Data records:
———

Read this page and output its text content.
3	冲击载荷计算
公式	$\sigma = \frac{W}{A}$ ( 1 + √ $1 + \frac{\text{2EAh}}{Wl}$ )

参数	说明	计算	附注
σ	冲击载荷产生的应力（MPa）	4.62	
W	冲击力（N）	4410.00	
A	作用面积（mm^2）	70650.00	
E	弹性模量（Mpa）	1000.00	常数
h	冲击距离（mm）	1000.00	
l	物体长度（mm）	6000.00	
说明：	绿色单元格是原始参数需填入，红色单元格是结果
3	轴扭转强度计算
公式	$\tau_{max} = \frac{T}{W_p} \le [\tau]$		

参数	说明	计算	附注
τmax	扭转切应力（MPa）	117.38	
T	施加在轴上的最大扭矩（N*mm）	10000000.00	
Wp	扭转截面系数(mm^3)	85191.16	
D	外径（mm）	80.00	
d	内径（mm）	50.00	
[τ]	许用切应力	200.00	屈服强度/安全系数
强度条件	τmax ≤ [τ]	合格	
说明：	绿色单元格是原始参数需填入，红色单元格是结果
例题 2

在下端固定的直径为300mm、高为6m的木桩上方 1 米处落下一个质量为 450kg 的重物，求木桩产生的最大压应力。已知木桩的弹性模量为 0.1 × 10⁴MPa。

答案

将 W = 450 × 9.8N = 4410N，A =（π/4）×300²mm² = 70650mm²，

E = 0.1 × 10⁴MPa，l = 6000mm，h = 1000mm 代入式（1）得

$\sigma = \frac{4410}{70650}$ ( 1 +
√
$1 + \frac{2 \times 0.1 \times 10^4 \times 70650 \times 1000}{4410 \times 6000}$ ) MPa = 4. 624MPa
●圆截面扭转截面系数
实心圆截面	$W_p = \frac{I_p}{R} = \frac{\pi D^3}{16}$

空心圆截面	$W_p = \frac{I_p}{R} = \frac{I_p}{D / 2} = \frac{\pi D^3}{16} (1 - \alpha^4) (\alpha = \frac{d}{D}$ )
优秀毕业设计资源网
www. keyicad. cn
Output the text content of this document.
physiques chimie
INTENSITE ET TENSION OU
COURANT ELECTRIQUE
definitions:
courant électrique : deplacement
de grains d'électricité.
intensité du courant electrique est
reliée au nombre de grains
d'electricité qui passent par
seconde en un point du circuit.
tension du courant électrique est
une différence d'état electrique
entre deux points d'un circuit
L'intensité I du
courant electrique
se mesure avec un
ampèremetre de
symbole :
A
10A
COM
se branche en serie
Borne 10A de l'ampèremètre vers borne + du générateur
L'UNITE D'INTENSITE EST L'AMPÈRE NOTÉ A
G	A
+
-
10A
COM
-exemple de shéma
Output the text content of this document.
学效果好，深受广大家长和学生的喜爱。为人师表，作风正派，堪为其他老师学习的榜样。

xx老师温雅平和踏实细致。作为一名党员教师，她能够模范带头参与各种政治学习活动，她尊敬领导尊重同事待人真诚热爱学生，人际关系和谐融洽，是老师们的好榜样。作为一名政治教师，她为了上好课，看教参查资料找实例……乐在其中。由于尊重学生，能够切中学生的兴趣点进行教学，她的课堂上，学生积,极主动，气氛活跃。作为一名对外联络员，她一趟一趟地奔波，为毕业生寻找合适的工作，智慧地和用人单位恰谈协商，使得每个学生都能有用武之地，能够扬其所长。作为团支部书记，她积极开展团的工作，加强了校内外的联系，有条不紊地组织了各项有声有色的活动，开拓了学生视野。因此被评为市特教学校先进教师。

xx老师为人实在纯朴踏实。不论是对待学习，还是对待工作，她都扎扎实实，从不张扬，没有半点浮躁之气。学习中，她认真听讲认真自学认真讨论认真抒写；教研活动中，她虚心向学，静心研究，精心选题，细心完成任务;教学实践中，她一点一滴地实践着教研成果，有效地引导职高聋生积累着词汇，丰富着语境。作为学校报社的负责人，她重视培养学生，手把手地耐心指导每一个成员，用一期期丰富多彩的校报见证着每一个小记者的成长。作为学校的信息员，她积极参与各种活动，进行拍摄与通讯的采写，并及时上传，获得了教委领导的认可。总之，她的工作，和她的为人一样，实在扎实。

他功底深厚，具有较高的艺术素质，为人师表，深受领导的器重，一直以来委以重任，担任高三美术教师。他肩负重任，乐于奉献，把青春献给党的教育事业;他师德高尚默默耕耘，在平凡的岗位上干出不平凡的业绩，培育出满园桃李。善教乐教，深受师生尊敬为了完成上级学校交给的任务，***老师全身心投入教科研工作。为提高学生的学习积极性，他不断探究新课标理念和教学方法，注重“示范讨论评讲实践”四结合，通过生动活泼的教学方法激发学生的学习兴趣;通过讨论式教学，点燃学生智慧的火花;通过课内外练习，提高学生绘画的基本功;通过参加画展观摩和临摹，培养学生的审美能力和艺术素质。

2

———

§ Direction:
From the data above, count the lines where "électrique" occurs and give that figure and nothing else.

§ In response:
2